### SET TASK:
Reproduce the material in full, exactly as written.

### RAW DATA:
-.-.-

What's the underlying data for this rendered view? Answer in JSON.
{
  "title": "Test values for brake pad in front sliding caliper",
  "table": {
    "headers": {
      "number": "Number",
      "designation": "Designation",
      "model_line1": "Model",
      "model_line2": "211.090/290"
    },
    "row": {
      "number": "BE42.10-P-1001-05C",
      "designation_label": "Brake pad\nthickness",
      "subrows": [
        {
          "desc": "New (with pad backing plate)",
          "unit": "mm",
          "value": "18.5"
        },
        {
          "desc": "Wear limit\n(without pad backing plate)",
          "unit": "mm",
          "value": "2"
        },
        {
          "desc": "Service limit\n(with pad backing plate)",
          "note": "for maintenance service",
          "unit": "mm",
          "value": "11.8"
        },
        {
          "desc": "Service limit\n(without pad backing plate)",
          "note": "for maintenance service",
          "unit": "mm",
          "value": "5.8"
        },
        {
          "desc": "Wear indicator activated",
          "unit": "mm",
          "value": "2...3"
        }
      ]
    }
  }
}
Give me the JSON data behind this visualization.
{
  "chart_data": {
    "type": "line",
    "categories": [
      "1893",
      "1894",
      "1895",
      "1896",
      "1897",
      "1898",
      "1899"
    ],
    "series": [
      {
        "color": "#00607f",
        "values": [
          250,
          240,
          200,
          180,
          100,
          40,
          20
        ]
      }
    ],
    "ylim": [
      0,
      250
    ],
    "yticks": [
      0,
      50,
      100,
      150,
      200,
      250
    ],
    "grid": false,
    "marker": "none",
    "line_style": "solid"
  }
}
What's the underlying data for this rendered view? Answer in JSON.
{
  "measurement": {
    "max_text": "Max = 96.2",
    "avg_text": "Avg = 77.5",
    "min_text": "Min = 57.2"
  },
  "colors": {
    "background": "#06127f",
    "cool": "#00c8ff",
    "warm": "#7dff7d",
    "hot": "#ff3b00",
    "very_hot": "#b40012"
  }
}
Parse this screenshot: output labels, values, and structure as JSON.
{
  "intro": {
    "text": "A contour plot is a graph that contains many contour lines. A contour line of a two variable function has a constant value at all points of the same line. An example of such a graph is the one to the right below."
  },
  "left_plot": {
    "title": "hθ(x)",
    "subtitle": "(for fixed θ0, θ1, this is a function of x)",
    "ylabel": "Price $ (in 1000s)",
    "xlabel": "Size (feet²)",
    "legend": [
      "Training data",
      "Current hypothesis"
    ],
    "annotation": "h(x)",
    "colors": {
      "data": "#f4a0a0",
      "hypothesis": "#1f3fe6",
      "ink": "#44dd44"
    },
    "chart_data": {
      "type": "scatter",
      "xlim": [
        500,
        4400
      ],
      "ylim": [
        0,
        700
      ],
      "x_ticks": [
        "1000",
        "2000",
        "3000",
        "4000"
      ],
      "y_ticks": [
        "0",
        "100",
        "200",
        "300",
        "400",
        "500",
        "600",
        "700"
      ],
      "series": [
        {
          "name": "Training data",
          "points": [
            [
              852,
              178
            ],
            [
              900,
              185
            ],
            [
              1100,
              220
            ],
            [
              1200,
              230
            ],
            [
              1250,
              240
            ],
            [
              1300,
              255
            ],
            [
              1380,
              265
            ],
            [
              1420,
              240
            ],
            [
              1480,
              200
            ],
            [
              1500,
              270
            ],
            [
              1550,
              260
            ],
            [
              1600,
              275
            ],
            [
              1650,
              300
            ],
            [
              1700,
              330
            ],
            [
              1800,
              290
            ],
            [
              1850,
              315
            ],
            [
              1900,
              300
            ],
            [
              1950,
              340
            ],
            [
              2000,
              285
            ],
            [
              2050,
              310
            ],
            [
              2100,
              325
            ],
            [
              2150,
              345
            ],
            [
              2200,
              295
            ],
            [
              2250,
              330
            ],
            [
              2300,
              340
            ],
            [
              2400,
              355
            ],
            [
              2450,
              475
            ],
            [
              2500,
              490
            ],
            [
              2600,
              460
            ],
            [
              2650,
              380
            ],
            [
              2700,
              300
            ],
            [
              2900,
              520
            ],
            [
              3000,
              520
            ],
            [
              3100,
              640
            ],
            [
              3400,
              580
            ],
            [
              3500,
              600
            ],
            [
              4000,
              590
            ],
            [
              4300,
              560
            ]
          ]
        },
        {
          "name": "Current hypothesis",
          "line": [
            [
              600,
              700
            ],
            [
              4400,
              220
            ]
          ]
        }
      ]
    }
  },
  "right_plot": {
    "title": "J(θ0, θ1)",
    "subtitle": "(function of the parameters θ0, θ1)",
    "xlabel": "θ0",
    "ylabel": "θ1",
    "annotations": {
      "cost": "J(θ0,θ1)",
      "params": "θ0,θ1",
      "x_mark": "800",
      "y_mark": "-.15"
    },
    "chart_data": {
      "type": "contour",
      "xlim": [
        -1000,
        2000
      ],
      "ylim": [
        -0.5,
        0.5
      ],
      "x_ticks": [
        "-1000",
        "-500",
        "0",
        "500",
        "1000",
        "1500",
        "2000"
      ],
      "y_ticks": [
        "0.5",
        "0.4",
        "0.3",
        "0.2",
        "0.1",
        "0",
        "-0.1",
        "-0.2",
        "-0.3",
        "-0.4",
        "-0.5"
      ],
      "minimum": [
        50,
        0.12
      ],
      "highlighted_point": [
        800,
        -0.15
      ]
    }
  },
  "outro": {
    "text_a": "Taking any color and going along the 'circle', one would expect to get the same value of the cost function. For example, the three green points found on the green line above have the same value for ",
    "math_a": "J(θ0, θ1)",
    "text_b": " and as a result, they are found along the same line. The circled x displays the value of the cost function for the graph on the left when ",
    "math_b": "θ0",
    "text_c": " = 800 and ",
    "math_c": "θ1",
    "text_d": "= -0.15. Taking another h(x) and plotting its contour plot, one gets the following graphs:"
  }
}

-.-.-

### RESULT FOR THIS TASK:
What's the underlying data for this rendered view? Answer in JSON.
{
  "title": "Test values for brake pad in front sliding caliper",
  "table": {
    "headers": {
      "number": "Number",
      "designation": "Designation",
      "model_line1": "Model",
      "model_line2": "211.090/290"
    },
    "row": {
      "number": "BE42.10-P-1001-05C",
      "designation_label": "Brake pad\nthickness",
      "subrows": [
        {
          "desc": "New (with pad backing plate)",
          "unit": "mm",
          "value": "18.5"
        },
        {
          "desc": "Wear limit\n(without pad backing plate)",
          "unit": "mm",
          "value": "2"
        },
        {
          "desc": "Service limit\n(with pad backing plate)",
          "note": "for maintenance service",
          "unit": "mm",
          "value": "11.8"
        },
        {
          "desc": "Service limit\n(without pad backing plate)",
          "note": "for maintenance service",
          "unit": "mm",
          "value": "5.8"
        },
        {
          "desc": "Wear indicator activated",
          "unit": "mm",
          "value": "2...3"
        }
      ]
    }
  }
}
Give me the JSON data behind this visualization.
{
  "chart_data": {
    "type": "line",
    "categories": [
      "1893",
      "1894",
      "1895",
      "1896",
      "1897",
      "1898",
      "1899"
    ],
    "series": [
      {
        "color": "#00607f",
        "values": [
          250,
          240,
          200,
          180,
          100,
          40,
          20
        ]
      }
    ],
    "ylim": [
      0,
      250
    ],
    "yticks": [
      0,
      50,
      100,
      150,
      200,
      250
    ],
    "grid": false,
    "marker": "none",
    "line_style": "solid"
  }
}
What's the underlying data for this rendered view? Answer in JSON.
{
  "measurement": {
    "max_text": "Max = 96.2",
    "avg_text": "Avg = 77.5",
    "min_text": "Min = 57.2"
  },
  "colors": {
    "background": "#06127f",
    "cool": "#00c8ff",
    "warm": "#7dff7d",
    "hot": "#ff3b00",
    "very_hot": "#b40012"
  }
}
Parse this screenshot: output labels, values, and structure as JSON.
{
  "intro": {
    "text": "A contour plot is a graph that contains many contour lines. A contour line of a two variable function has a constant value at all points of the same line. An example of such a graph is the one to the right below."
  },
  "left_plot": {
    "title": "hθ(x)",
    "subtitle": "(for fixed θ0, θ1, this is a function of x)",
    "ylabel": "Price $ (in 1000s)",
    "xlabel": "Size (feet²)",
    "legend": [
      "Training data",
      "Current hypothesis"
    ],
    "annotation": "h(x)",
    "colors": {
      "data": "#f4a0a0",
      "hypothesis": "#1f3fe6",
      "ink": "#44dd44"
    },
    "chart_data": {
      "type": "scatter",
      "xlim": [
        500,
        4400
      ],
      "ylim": [
        0,
        700
      ],
      "x_ticks": [
        "1000",
        "2000",
        "3000",
        "4000"
      ],
      "y_ticks": [
        "0",
        "100",
        "200",
        "300",
        "400",
        "500",
        "600",
        "700"
      ],
      "series": [
        {
          "name": "Training data",
          "points": [
            [
              852,
              178
            ],
            [
              900,
              185
            ],
            [
              1100,
              220
            ],
            [
              1200,
              230
            ],
            [
              1250,
              240
            ],
            [
              1300,
              255
            ],
            [
              1380,
              265
            ],
            [
              1420,
              240
            ],
            [
              1480,
              200
            ],
            [
              1500,
              270
            ],
            [
              1550,
              260
            ],
            [
              1600,
              275
            ],
            [
              1650,
              300
            ],
            [
              1700,
              330
            ],
            [
              1800,
              290
            ],
            [
              1850,
              315
            ],
            [
              1900,
              300
            ],
            [
              1950,
              340
            ],
            [
              2000,
              285
            ],
            [
              2050,
              310
            ],
            [
              2100,
              325
            ],
            [
              2150,
              345
            ],
            [
              2200,
              295
            ],
            [
              2250,
              330
            ],
            [
              2300,
              340
            ],
            [
              2400,
              355
            ],
            [
              2450,
              475
            ],
            [
              2500,
              490
            ],
            [
              2600,
              460
            ],
            [
              2650,
              380
            ],
            [
              2700,
              300
            ],
            [
              2900,
              520
            ],
            [
              3000,
              520
            ],
            [
              3100,
              640
            ],
            [
              3400,
              580
            ],
            [
              3500,
              600
            ],
            [
              4000,
              590
            ],
            [
              4300,
              560
            ]
          ]
        },
        {
          "name": "Current hypothesis",
          "line": [
            [
              600,
              700
            ],
            [
              4400,
              220
            ]
          ]
        }
      ]
    }
  },
  "right_plot": {
    "title": "J(θ0, θ1)",
    "subtitle": "(function of the parameters θ0, θ1)",
    "xlabel": "θ0",
    "ylabel": "θ1",
    "annotations": {
      "cost": "J(θ0,θ1)",
      "params": "θ0,θ1",
      "x_mark": "800",
      "y_mark": "-.15"
    },
    "chart_data": {
      "type": "contour",
      "xlim": [
        -1000,
        2000
      ],
      "ylim": [
        -0.5,
        0.5
      ],
      "x_ticks": [
        "-1000",
        "-500",
        "0",
        "500",
        "1000",
        "1500",
        "2000"
      ],
      "y_ticks": [
        "0.5",
        "0.4",
        "0.3",
        "0.2",
        "0.1",
        "0",
        "-0.1",
        "-0.2",
        "-0.3",
        "-0.4",
        "-0.5"
      ],
      "minimum": [
        50,
        0.12
      ],
      "highlighted_point": [
        800,
        -0.15
      ]
    }
  },
  "outro": {
    "text_a": "Taking any color and going along the 'circle', one would expect to get the same value of the cost function. For example, the three green points found on the green line above have the same value for ",
    "math_a": "J(θ0, θ1)",
    "text_b": " and as a result, they are found along the same line. The circled x displays the value of the cost function for the graph on the left when ",
    "math_b": "θ0",
    "text_c": " = 800 and ",
    "math_c": "θ1",
    "text_d": "= -0.15. Taking another h(x) and plotting its contour plot, one gets the following graphs:"
  }
}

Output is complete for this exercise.